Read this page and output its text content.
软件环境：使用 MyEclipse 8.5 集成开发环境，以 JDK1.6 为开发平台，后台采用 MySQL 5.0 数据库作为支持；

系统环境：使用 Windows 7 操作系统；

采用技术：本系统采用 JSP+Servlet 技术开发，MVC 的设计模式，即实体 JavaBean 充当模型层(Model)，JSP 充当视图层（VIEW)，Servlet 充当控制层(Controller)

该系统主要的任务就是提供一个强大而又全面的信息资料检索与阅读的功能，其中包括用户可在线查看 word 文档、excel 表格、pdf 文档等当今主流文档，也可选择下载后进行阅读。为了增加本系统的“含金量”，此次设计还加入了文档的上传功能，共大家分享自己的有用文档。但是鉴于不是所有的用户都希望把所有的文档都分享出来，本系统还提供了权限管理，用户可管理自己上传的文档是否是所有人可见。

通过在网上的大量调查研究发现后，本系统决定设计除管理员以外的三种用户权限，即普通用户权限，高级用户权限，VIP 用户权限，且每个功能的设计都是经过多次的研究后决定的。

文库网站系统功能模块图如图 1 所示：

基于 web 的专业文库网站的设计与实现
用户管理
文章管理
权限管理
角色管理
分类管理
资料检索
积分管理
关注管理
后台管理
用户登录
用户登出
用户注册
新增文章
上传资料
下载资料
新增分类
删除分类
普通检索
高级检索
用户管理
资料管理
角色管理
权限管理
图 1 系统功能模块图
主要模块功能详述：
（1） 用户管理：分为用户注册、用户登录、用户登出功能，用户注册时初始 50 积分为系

== == ==

To be done — Copy out every line of the listing that includes the string "用户登录".

Written answer —
用户登录
（1） 用户管理：分为用户注册、用户登录、用户登出功能，用户注册时初始 50 积分为系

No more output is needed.